Problem> Using the listing below, report all lines holding the word "offset".

— Start Dataset rows —

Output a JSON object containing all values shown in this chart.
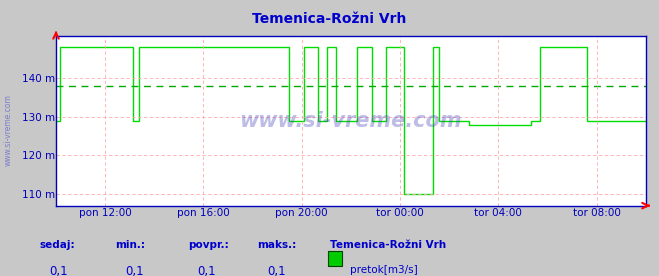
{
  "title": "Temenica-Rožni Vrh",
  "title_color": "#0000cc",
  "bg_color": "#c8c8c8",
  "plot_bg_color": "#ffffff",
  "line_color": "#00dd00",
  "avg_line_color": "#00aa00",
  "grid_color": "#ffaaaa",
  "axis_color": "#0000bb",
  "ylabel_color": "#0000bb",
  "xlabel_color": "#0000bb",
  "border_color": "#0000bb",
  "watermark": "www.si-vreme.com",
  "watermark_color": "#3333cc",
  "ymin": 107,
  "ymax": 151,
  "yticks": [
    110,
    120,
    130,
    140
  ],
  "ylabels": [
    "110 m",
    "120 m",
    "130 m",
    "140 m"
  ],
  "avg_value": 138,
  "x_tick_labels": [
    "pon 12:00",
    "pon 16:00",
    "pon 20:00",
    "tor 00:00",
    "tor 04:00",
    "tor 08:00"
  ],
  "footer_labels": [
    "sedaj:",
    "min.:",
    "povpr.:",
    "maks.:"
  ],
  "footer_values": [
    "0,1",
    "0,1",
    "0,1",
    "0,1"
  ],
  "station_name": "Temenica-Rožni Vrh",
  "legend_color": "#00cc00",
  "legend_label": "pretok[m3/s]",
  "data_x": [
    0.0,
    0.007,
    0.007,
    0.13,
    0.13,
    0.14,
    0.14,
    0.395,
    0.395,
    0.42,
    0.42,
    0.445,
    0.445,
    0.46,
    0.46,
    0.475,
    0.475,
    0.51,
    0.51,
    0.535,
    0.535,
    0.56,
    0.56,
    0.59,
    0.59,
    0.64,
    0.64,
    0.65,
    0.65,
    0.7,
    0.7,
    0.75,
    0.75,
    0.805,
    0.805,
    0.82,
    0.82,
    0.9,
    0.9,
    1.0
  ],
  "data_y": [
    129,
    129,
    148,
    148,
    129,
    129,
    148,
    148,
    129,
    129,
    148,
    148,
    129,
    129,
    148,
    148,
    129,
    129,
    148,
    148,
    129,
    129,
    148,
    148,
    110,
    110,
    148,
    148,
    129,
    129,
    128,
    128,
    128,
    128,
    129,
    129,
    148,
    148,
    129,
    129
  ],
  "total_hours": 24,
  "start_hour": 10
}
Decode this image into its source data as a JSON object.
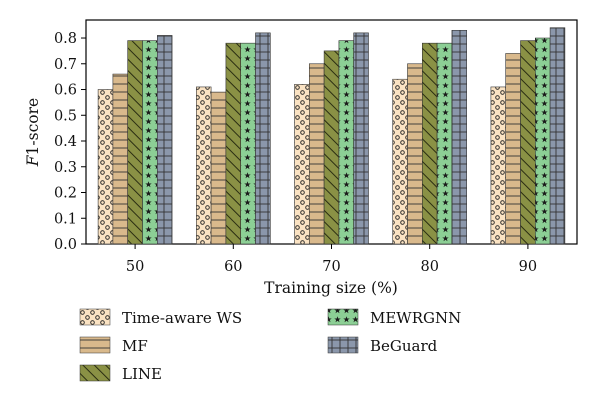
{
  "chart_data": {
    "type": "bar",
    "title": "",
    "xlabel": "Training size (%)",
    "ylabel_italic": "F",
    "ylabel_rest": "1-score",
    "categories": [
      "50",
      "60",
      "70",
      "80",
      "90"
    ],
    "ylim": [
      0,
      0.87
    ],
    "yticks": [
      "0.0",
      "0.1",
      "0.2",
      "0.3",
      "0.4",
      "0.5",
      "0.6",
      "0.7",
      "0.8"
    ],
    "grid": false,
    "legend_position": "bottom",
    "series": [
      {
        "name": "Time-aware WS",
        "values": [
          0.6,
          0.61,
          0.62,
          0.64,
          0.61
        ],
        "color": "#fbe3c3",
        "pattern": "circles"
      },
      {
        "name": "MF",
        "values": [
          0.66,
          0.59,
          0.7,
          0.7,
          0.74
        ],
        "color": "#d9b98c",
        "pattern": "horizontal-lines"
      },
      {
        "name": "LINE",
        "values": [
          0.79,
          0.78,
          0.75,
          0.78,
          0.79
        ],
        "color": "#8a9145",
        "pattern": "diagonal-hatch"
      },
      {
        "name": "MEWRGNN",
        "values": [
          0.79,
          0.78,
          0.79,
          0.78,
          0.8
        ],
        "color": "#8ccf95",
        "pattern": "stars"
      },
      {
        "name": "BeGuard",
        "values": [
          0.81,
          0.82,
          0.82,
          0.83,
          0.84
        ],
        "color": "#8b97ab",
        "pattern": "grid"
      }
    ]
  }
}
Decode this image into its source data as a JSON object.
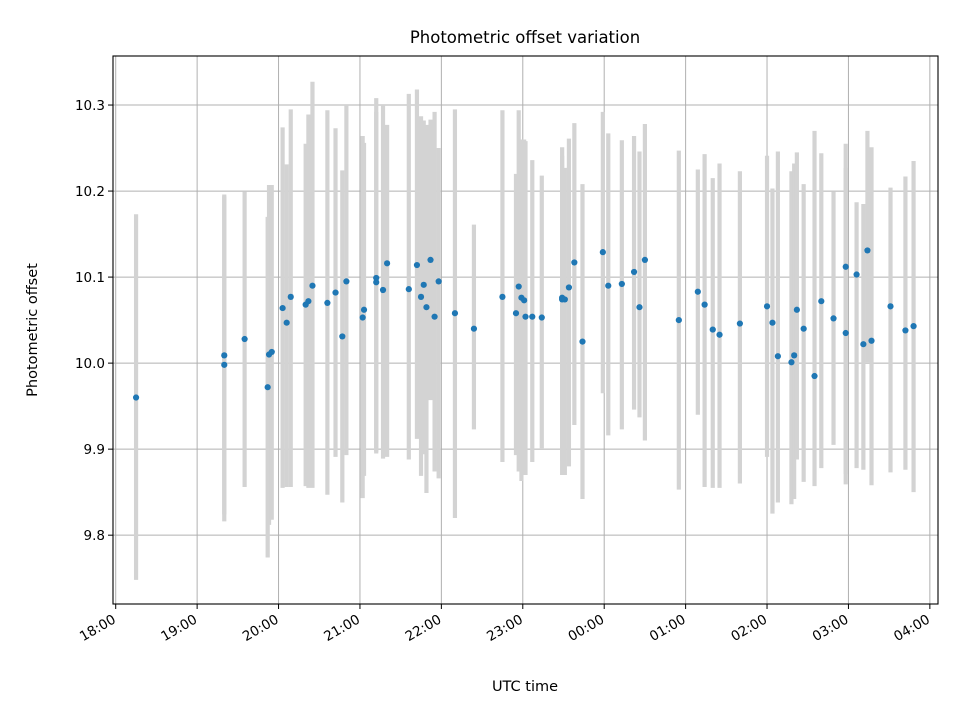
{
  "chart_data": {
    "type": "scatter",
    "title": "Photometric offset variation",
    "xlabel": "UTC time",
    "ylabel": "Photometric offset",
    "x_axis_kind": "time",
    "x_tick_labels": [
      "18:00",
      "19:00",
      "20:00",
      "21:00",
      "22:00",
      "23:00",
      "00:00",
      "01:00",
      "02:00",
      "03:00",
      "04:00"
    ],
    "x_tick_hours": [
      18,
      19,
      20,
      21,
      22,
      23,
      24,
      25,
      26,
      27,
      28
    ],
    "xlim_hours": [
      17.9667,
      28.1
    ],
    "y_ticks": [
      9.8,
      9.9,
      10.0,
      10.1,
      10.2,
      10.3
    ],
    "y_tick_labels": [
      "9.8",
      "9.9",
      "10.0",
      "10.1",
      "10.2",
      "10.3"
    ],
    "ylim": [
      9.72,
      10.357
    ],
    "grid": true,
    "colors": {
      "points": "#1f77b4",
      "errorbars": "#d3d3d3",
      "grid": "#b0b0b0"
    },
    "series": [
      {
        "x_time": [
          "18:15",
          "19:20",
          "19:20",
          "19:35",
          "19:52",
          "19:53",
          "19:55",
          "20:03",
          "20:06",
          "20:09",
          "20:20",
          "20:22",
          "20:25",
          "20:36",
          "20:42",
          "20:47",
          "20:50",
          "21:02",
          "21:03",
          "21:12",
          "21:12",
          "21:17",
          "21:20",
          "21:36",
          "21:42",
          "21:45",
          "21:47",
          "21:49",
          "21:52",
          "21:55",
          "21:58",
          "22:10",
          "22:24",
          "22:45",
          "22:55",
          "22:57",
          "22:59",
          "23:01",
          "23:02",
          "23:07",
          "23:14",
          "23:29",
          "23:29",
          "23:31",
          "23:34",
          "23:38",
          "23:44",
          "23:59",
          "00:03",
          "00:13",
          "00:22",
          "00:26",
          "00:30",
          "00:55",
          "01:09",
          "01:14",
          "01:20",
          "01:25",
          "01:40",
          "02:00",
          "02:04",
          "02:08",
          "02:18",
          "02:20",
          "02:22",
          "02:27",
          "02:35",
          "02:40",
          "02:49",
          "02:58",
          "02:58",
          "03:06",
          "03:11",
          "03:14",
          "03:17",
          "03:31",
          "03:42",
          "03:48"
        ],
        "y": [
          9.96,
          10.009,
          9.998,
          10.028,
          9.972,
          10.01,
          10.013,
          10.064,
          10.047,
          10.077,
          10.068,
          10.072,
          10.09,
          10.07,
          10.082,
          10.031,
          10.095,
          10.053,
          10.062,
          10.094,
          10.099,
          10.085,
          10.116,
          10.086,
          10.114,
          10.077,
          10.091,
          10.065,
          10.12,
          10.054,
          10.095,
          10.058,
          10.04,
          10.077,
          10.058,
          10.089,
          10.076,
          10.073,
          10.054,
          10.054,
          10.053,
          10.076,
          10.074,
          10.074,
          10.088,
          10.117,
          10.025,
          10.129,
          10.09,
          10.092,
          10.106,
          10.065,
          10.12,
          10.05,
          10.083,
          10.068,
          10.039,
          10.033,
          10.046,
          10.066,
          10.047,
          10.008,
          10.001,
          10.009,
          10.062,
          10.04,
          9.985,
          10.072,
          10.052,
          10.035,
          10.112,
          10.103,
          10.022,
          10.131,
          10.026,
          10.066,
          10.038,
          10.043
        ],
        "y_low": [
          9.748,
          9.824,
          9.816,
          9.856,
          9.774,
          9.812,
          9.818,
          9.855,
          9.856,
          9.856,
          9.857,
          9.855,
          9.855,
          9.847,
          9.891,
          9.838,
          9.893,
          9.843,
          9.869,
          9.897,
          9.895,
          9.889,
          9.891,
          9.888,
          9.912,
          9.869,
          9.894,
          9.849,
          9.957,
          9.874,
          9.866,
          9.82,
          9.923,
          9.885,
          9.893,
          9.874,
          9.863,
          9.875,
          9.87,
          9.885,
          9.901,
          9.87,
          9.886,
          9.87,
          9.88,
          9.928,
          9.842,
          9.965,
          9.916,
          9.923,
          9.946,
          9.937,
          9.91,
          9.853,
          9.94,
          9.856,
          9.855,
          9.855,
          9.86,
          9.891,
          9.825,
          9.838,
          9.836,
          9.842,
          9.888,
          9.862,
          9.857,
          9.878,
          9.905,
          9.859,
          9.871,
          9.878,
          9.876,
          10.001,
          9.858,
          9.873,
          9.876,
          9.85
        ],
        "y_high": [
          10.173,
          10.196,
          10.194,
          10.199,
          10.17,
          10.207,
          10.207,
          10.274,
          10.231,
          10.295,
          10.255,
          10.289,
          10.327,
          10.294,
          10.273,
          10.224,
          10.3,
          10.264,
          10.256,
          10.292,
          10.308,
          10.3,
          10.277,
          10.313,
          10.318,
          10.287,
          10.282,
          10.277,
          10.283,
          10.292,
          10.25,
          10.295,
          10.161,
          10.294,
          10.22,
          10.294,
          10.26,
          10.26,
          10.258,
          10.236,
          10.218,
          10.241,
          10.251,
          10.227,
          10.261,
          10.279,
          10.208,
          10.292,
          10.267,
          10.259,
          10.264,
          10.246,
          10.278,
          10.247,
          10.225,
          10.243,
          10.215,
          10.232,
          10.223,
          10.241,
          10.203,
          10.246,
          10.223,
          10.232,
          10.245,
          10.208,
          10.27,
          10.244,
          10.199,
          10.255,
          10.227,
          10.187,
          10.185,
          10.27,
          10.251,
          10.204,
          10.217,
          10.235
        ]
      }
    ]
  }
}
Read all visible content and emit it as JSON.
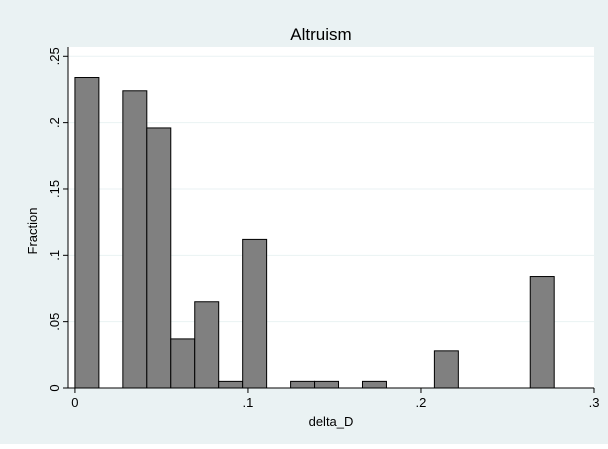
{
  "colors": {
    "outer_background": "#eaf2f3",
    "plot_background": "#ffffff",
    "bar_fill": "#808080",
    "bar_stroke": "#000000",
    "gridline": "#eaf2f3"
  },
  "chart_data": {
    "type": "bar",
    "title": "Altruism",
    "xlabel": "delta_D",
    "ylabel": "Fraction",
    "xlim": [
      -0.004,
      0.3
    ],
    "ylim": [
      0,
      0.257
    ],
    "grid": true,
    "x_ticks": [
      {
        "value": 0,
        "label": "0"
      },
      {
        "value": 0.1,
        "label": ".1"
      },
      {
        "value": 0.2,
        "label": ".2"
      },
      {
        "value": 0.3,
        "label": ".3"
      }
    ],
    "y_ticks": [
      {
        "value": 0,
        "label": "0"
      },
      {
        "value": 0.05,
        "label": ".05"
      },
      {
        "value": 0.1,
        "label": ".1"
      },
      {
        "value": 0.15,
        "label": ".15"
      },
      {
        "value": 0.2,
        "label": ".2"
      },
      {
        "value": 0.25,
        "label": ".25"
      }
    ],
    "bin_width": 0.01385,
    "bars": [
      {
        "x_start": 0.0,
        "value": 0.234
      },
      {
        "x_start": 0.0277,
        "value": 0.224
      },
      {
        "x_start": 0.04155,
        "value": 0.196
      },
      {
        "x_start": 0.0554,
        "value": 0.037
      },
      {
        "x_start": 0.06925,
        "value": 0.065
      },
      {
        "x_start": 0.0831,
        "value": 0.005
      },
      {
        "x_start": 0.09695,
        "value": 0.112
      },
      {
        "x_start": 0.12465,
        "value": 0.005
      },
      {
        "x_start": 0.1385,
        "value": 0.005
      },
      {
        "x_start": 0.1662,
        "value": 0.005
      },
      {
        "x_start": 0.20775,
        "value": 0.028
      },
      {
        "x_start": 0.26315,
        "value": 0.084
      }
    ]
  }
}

— End Dataset rows —

Answer>
    "title": "Photometric offset variation",
    "ylabel": "Photometric offset",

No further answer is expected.